As you can see the output variable `prm_processed` contains the exact same dictionary structure with some updated and additional variables.
The variable of interest for now is the Time-Series-Stack `TSS` variable, the very basic ee.ImageCollection variable containing the desired data as specified above.

In [3]:
TSS = prm_processed.get('TSS')
TSS

<ee.imagecollection.ImageCollection at 0x2a432ff1a90>

We can use the [eerepr](https://github.com/aazuspan/eerepr) python package to allow for rendered interactive exploration of server-side variables.

In [4]:
import eerepr
TSS

As you can see our TSS variable is an `ee.ImageCollection` containing 172 `ee.Image` objects which sufficed our filter criteria above. Each image contains the seven specified bands + the mask as separate band (internally required for some higher-level processing later on). 

The essence is that `GEEO` always returns `ee.Image` or `ee.ImageCollection` objects which can then be treated and modified further to specified needs.

**STORED DATA**

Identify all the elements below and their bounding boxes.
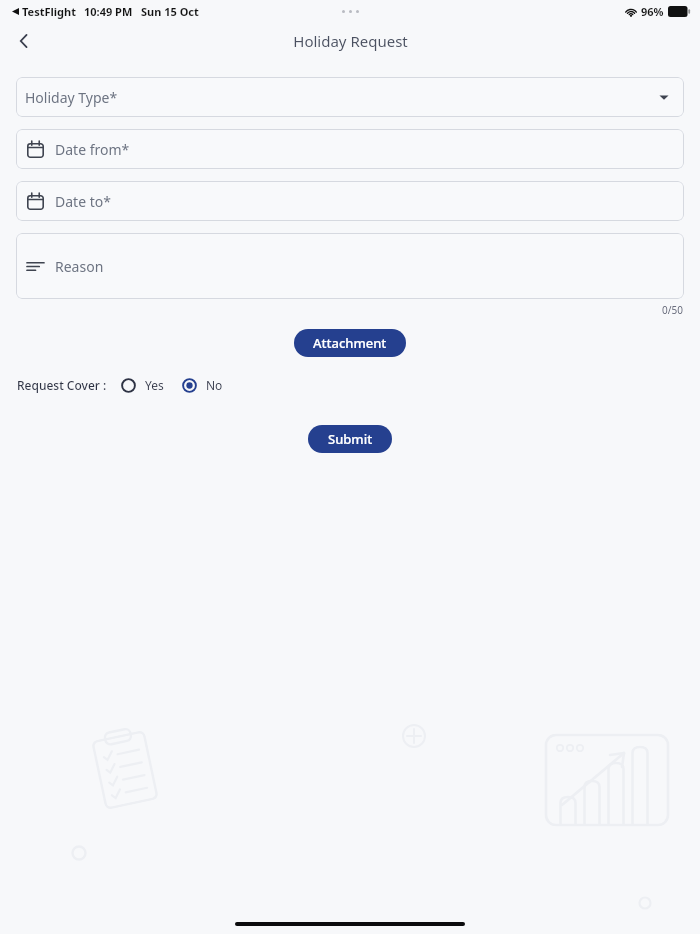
staticText: Holiday Type* xyxy=(25,88,118,107)
button[interactable]: Yes xyxy=(119,373,166,397)
button[interactable]: Attachment xyxy=(294,329,406,357)
button[interactable]: Reason xyxy=(16,233,684,299)
staticText: Yes xyxy=(145,377,164,393)
button[interactable]: Submit xyxy=(308,425,392,453)
button[interactable]: Back xyxy=(8,25,40,57)
staticText: No xyxy=(206,377,223,393)
button[interactable]: Holiday Type* xyxy=(16,77,684,117)
staticText: 0/50 xyxy=(662,303,683,317)
staticText: Date to* xyxy=(55,192,111,211)
staticText: Submit xyxy=(328,430,373,448)
staticText: Date from* xyxy=(55,140,130,159)
staticText: 96% xyxy=(641,4,664,19)
staticText: Reason xyxy=(55,257,104,276)
button[interactable]: Date to* xyxy=(16,181,684,221)
staticText: Holiday Request xyxy=(293,31,408,51)
staticText: Sun 15 Oct xyxy=(141,4,199,19)
button[interactable]: No xyxy=(180,373,225,397)
staticText: 10:49 PM xyxy=(84,4,133,19)
staticText: TestFlight xyxy=(22,4,76,19)
staticText: Request Cover : xyxy=(17,377,107,393)
staticText: Attachment xyxy=(313,334,387,352)
button[interactable]: Date from* xyxy=(16,129,684,169)
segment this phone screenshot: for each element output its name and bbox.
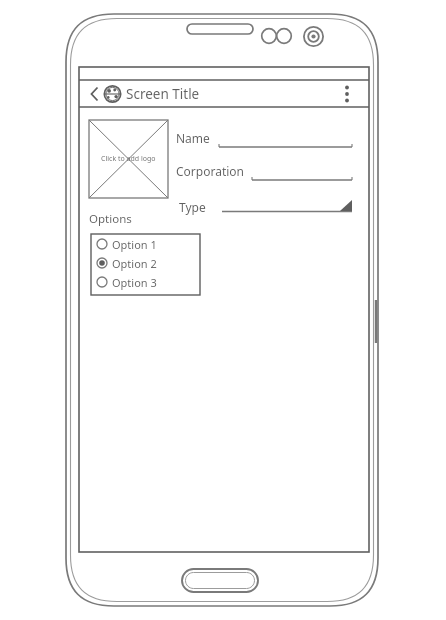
button[interactable]: Type — [176, 194, 358, 220]
button[interactable]: Option 1 — [95, 235, 197, 254]
button[interactable]: Option 3 — [95, 273, 197, 292]
button[interactable]: More options — [334, 80, 362, 106]
button[interactable]: Corporation — [176, 158, 358, 184]
button[interactable]: Name — [176, 126, 358, 152]
button[interactable]: Click to add logo — [89, 120, 168, 198]
button[interactable]: Back — [88, 80, 110, 106]
button[interactable]: Option 2 — [95, 254, 197, 273]
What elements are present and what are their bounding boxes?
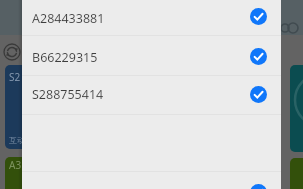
staticText: A284433881 — [32, 10, 105, 27]
button[interactable] — [290, 158, 303, 189]
button[interactable]: Sync — [3, 43, 21, 61]
button[interactable]: A3 — [5, 157, 49, 189]
staticText: 互动 — [9, 135, 25, 145]
button[interactable]: S2 — [5, 65, 49, 149]
staticText: S288755414 — [32, 86, 104, 103]
button[interactable]: A284433881 — [22, 0, 281, 36]
button[interactable]: B66229315 — [22, 36, 281, 76]
staticText: S2 — [9, 70, 21, 84]
staticText: A3 — [9, 158, 22, 172]
button[interactable] — [290, 65, 303, 152]
staticText: B66229315 — [32, 49, 98, 66]
button[interactable]: J6104927366 2931 — [22, 172, 281, 189]
button[interactable]: S288755414 — [22, 75, 281, 114]
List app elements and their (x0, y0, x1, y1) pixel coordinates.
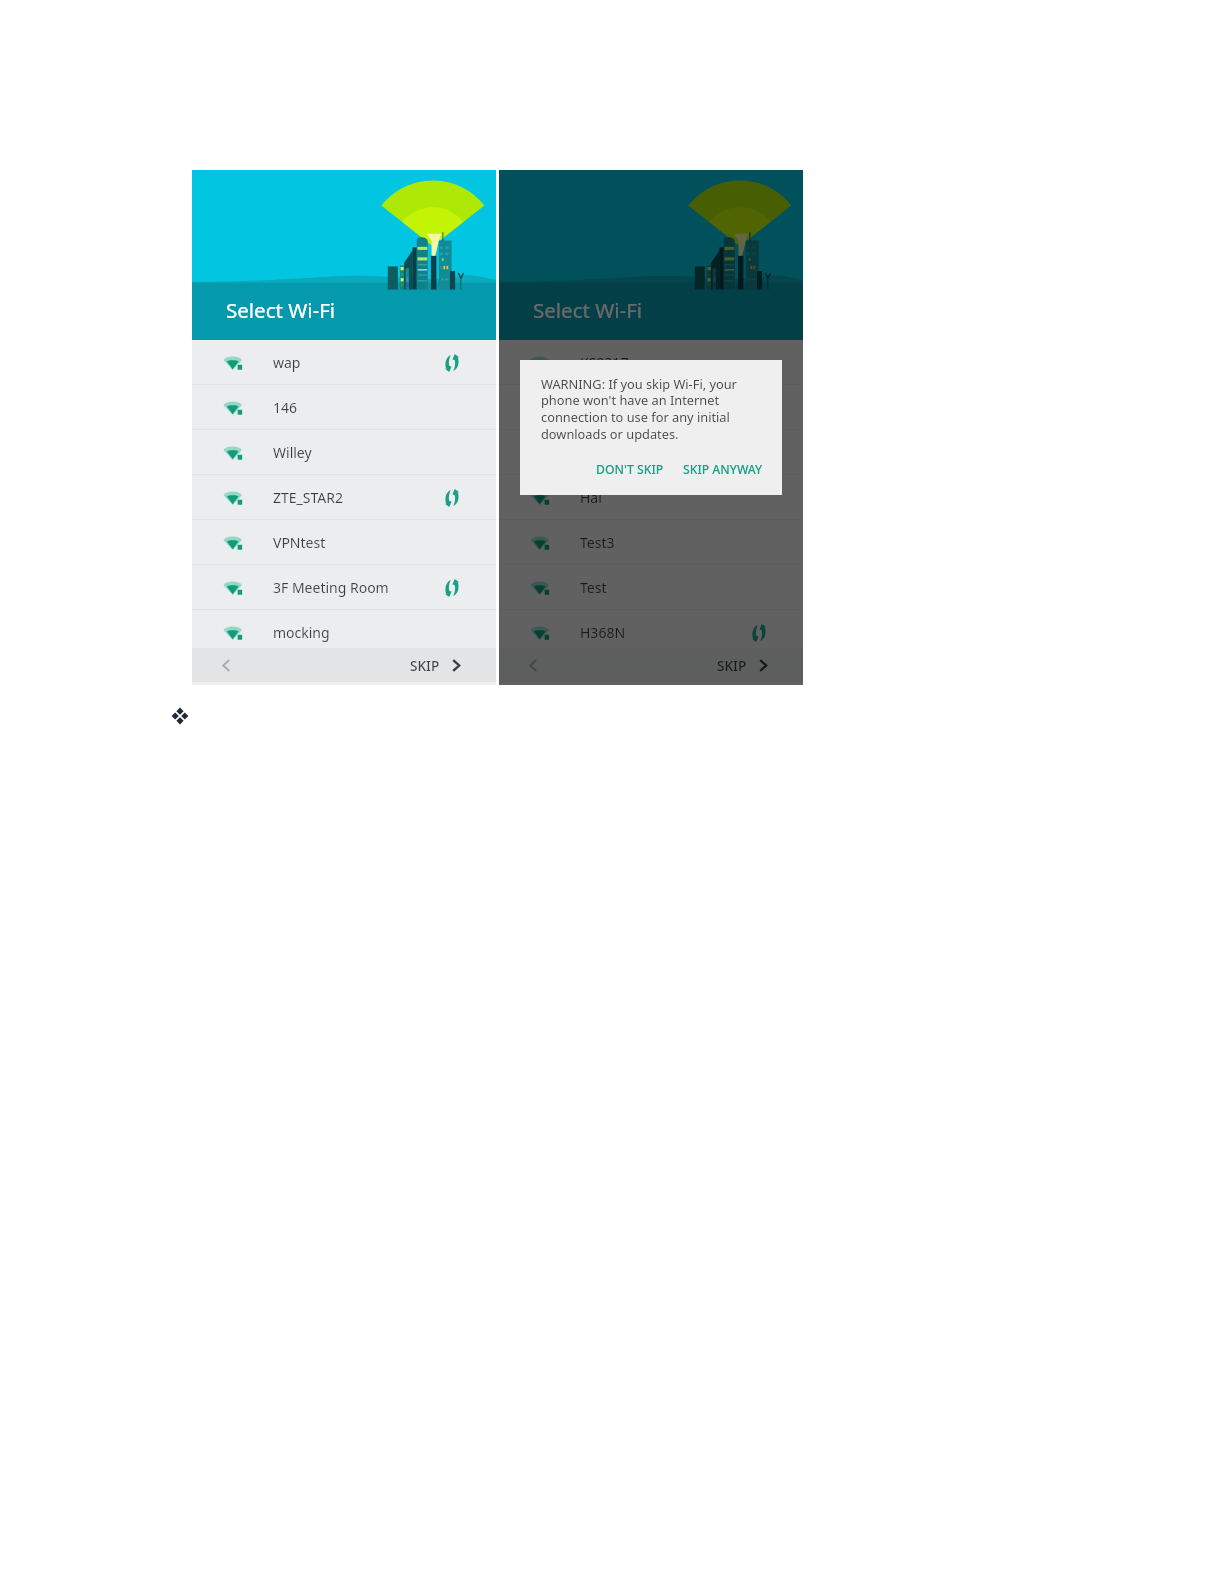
staticText: DON'T SKIP (596, 461, 664, 478)
button[interactable]: 3F Meeting Room (192, 565, 496, 610)
button[interactable]: KS8317 (499, 340, 803, 385)
staticText: SKIP (410, 656, 440, 675)
staticText: Select Wi-Fi (533, 296, 643, 324)
staticText: KS8317 (580, 353, 629, 372)
button[interactable]: Xperia (499, 430, 803, 475)
button[interactable]: VPNtest (192, 520, 496, 565)
button[interactable]: SKIP (699, 648, 803, 682)
button[interactable]: mocking (192, 610, 496, 655)
button[interactable]: Test (499, 565, 803, 610)
button[interactable]: DON'T SKIP (590, 457, 670, 482)
button[interactable]: ZTE_STAR2 (192, 475, 496, 520)
staticText: Willey (273, 443, 312, 462)
staticText: Test (580, 578, 607, 597)
button[interactable]: SKIP (392, 648, 496, 682)
button[interactable]: Willey (192, 430, 496, 475)
staticText: OPPO (580, 398, 619, 417)
staticText: SKIP ANYWAY (683, 461, 763, 478)
staticText: Select Wi-Fi (226, 296, 336, 324)
button[interactable]: Test3 (499, 520, 803, 565)
button[interactable]: Hai (499, 475, 803, 520)
staticText: 3F Meeting Room (273, 578, 389, 597)
staticText: mocking (273, 623, 330, 642)
button[interactable]: 146 (192, 385, 496, 430)
button[interactable]: SKIP ANYWAY (677, 457, 769, 482)
staticText: ZTE_STAR2 (273, 488, 343, 507)
staticText: H368N (580, 623, 626, 642)
button[interactable]: OPPO (499, 385, 803, 430)
staticText: wap (273, 353, 301, 372)
staticText: SKIP (717, 656, 747, 675)
button[interactable]: wap (192, 340, 496, 385)
button[interactable]: Back (192, 648, 260, 682)
staticText: 146 (273, 398, 298, 417)
staticText: VPNtest (273, 533, 326, 552)
staticText: Test3 (580, 533, 615, 552)
staticText: WARNING: If you skip Wi-Fi, your phone w… (541, 375, 737, 443)
staticText: Hai (580, 488, 602, 507)
button[interactable]: H368N (499, 610, 803, 655)
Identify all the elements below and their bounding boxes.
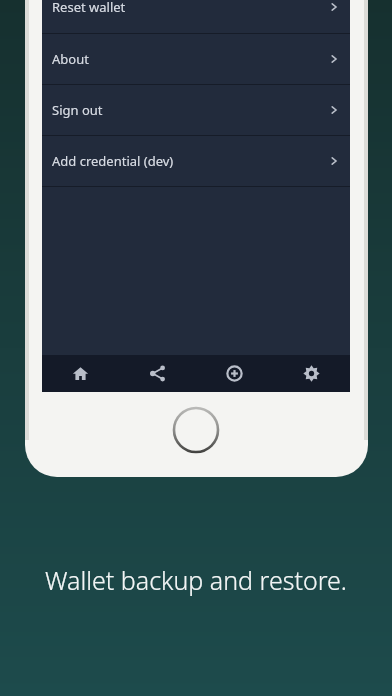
button[interactable]: Home [42,355,119,392]
staticText: Sign out [52,101,103,119]
button[interactable]: Settings [273,355,350,392]
staticText: About [52,50,89,68]
staticText: Add credential (dev) [52,152,174,170]
button[interactable]: Add [196,355,273,392]
staticText: Wallet backup and restore. [0,563,392,597]
other: Home button [171,405,221,455]
button[interactable]: Share [119,355,196,392]
staticText: Reset wallet [52,0,126,16]
button[interactable]: Sign out [42,85,350,135]
button[interactable]: Reset wallet [42,0,350,33]
button[interactable]: Add credential (dev) [42,136,350,186]
button[interactable]: About [42,34,350,84]
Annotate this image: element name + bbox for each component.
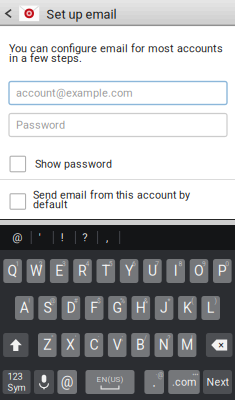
button[interactable]: Back xyxy=(0,0,18,26)
staticText: . xyxy=(152,374,156,390)
button[interactable]: # xyxy=(62,296,80,320)
staticText: # xyxy=(74,297,78,305)
staticText: P xyxy=(218,263,227,279)
button[interactable]: 8 xyxy=(166,259,185,283)
staticText: EN(US) xyxy=(96,375,124,384)
button[interactable]: Voice input xyxy=(34,370,54,394)
staticText: E xyxy=(55,263,63,279)
staticText: 2 xyxy=(39,260,43,268)
staticText: ) xyxy=(215,297,217,305)
staticText: * xyxy=(168,297,170,305)
staticText: $ xyxy=(97,297,101,305)
button[interactable]: ' xyxy=(61,333,80,357)
button[interactable]: Password xyxy=(9,114,227,136)
button[interactable]: Next xyxy=(203,370,232,394)
button[interactable]: ·@ xyxy=(144,370,164,394)
button[interactable]: 9 xyxy=(190,259,208,283)
staticText: K xyxy=(183,300,192,316)
staticText: ? xyxy=(82,231,87,244)
button[interactable]: @ xyxy=(7,225,28,250)
staticText: ? xyxy=(167,334,170,342)
button[interactable]: @ xyxy=(57,370,77,394)
button[interactable]: ; xyxy=(108,333,126,357)
staticText: U xyxy=(148,263,157,279)
button[interactable]: ! xyxy=(52,225,73,250)
staticText: 8 xyxy=(179,260,183,268)
button[interactable]: ! xyxy=(15,296,34,320)
button[interactable]: / xyxy=(131,333,150,357)
staticText: V xyxy=(113,337,122,353)
button[interactable]: Space xyxy=(86,370,134,394)
button[interactable]: ! xyxy=(178,333,196,357)
staticText: @ xyxy=(61,374,74,390)
staticText: R xyxy=(78,263,87,279)
button[interactable]: & xyxy=(132,296,150,320)
staticText: / xyxy=(144,334,147,342)
staticText: S xyxy=(44,300,52,316)
staticText: W xyxy=(30,263,42,279)
staticText: Y xyxy=(125,263,133,279)
staticText: 6 xyxy=(132,260,136,268)
staticText: Password xyxy=(16,119,65,131)
button[interactable]: ? xyxy=(154,333,173,357)
staticText: ( xyxy=(191,297,193,305)
button[interactable]: 1 xyxy=(3,259,22,283)
button[interactable]: Send email from this account by default xyxy=(0,180,235,220)
button[interactable]: 123 Sym xyxy=(3,370,31,394)
staticText: N xyxy=(159,337,169,353)
staticText: 9 xyxy=(202,260,206,268)
staticText: Show password xyxy=(35,158,112,170)
staticText: ' xyxy=(75,334,76,342)
staticText: A xyxy=(20,300,29,316)
staticText: ' xyxy=(39,231,41,244)
staticText: ·@ xyxy=(156,371,164,379)
button[interactable]: Delete xyxy=(206,333,232,357)
staticText: H xyxy=(136,300,146,316)
button[interactable]: @ xyxy=(38,296,57,320)
staticText: ; xyxy=(122,334,123,342)
staticText: X xyxy=(66,337,75,353)
staticText: You can configure email for most account… xyxy=(9,42,223,65)
button[interactable]: account@example.com xyxy=(9,82,227,104)
staticText: F xyxy=(90,300,98,316)
staticText: Set up email xyxy=(46,7,116,22)
staticText: T xyxy=(102,263,110,279)
staticText: 0 xyxy=(225,260,229,268)
staticText: " xyxy=(51,334,53,342)
staticText: @ xyxy=(12,231,22,244)
button[interactable]: * xyxy=(155,296,173,320)
staticText: ••• xyxy=(192,371,198,379)
staticText: % xyxy=(120,297,125,305)
staticText: M xyxy=(181,337,193,353)
button[interactable]: Shift xyxy=(3,333,28,357)
button[interactable]: Show password xyxy=(0,148,235,180)
button[interactable]: " xyxy=(38,333,57,357)
button[interactable]: ••• xyxy=(168,370,200,394)
button[interactable]: ) xyxy=(201,296,220,320)
staticText: D xyxy=(66,300,75,316)
button[interactable]: 5 xyxy=(96,259,115,283)
button[interactable]: 6 xyxy=(120,259,138,283)
staticText: .com xyxy=(172,376,196,388)
button[interactable]: ? xyxy=(74,225,95,250)
staticText: 3 xyxy=(62,260,66,268)
button[interactable]: 0 xyxy=(213,259,232,283)
button[interactable]: 3 xyxy=(50,259,68,283)
button[interactable]: ( xyxy=(178,296,197,320)
staticText: 123 Sym xyxy=(8,371,26,393)
staticText: Z xyxy=(43,337,51,353)
button[interactable]: 4 xyxy=(73,259,92,283)
staticText: & xyxy=(144,297,148,305)
button[interactable]: $ xyxy=(85,296,104,320)
button[interactable]: ' xyxy=(29,225,50,250)
button[interactable]: : xyxy=(85,333,103,357)
staticText: ! xyxy=(28,297,30,305)
button[interactable]: % xyxy=(108,296,127,320)
staticText: account@example.com xyxy=(16,87,133,99)
staticText: O xyxy=(194,263,204,279)
button[interactable]: , xyxy=(97,225,118,250)
button[interactable]: 2 xyxy=(27,259,45,283)
staticText: 1 xyxy=(16,260,20,268)
staticText: ! xyxy=(191,334,193,342)
button[interactable]: 7 xyxy=(143,259,162,283)
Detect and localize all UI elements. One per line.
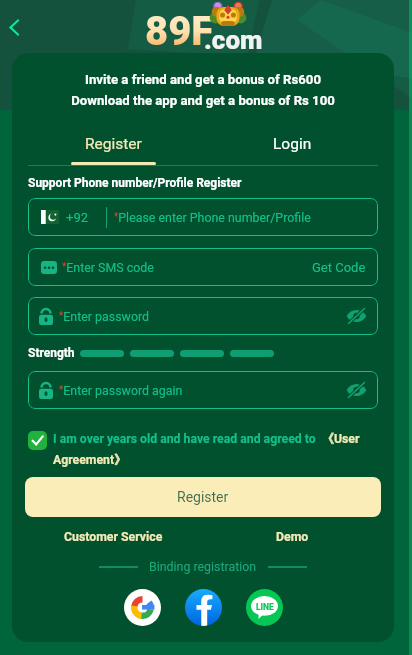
button[interactable]: Show password (345, 379, 367, 401)
staticText: Login (273, 135, 312, 153)
button[interactable]: Show password (345, 305, 367, 327)
staticText: *Enter password (59, 309, 150, 324)
staticText: Demo (276, 530, 309, 544)
staticText: Invite a friend and get a bonus of Rs600 (85, 72, 321, 87)
button[interactable]: Get Code (312, 260, 366, 275)
staticText: Register (177, 489, 229, 505)
staticText: I am over years old and have read and ag… (53, 431, 380, 467)
button[interactable]: Sign in with Facebook (185, 589, 222, 626)
staticText: *Enter password again (59, 383, 183, 398)
button[interactable]: Sign in with LINE (246, 589, 283, 626)
staticText: Strength (28, 346, 75, 360)
button[interactable]: Customer Service (64, 530, 163, 544)
staticText: Support Phone number/Profile Register (28, 176, 242, 190)
staticText: Register (85, 135, 142, 153)
button[interactable]: +92 (28, 198, 378, 236)
staticText: Customer Service (64, 530, 163, 544)
button[interactable]: *Enter password (28, 297, 378, 335)
staticText: .com (204, 25, 263, 55)
button[interactable]: *Enter password again (28, 371, 378, 409)
button[interactable]: *Enter SMS code (28, 248, 378, 286)
staticText: 89F (145, 8, 214, 55)
button[interactable]: I am over years old and have read and ag… (28, 431, 380, 467)
button[interactable]: Sign in with Google (124, 589, 161, 626)
staticText: Binding registration (149, 559, 257, 574)
button[interactable]: Register (24, 133, 203, 165)
button[interactable]: Login (203, 133, 382, 165)
staticText: Download the app and get a bonus of Rs 1… (71, 93, 335, 108)
staticText: LINE (256, 602, 274, 612)
staticText: *Please enter Phone number/Profile (114, 210, 311, 225)
button[interactable]: Demo (276, 530, 309, 544)
button[interactable]: Back (0, 12, 29, 42)
staticText: *Enter SMS code (62, 260, 154, 275)
staticText: Get Code (312, 260, 366, 275)
staticText: +92 (66, 210, 88, 225)
button[interactable]: Register (25, 477, 381, 517)
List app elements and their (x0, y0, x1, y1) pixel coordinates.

**DIRECTION 1**
Transcribe the Earth Engine text, starting with "<ee.imagecollection.ImageCollection at 0x2a432ff1a90>" and going on through "processing later on).".
**DIRECTION 2**
Format the rows as a numbered list, starting with the line with "staticText: DON'T SKIP (596, 461, 664, 478)" and going on through the line with "button[interactable]: Xperia (499, 430, 803, 475)", and omit any blank lines.

**CORRECT RESPONSE 1**
<ee.imagecollection.ImageCollection at 0x2a432ff1a90>

We can use the [eerepr](https://github.com/aazuspan/eerepr) python package to allow for rendered interactive exploration of server-side variables.

In [4]:
import eerepr
TSS

As you can see our TSS variable is an `ee.ImageCollection` containing 172 `ee.Image` objects which sufficed our filter criteria above. Each image contains the seven specified bands + the mask as separate band (internally required for some higher-level processing later on).

**CORRECT RESPONSE 2**
1. staticText: DON'T SKIP (596, 461, 664, 478)
2. button[interactable]: 3F Meeting Room (192, 565, 496, 610)
3. button[interactable]: KS8317 (499, 340, 803, 385)
4. staticText: SKIP (410, 656, 440, 675)
5. staticText: Select Wi-Fi (533, 296, 643, 324)
6. staticText: KS8317 (580, 353, 629, 372)
7. button[interactable]: Xperia (499, 430, 803, 475)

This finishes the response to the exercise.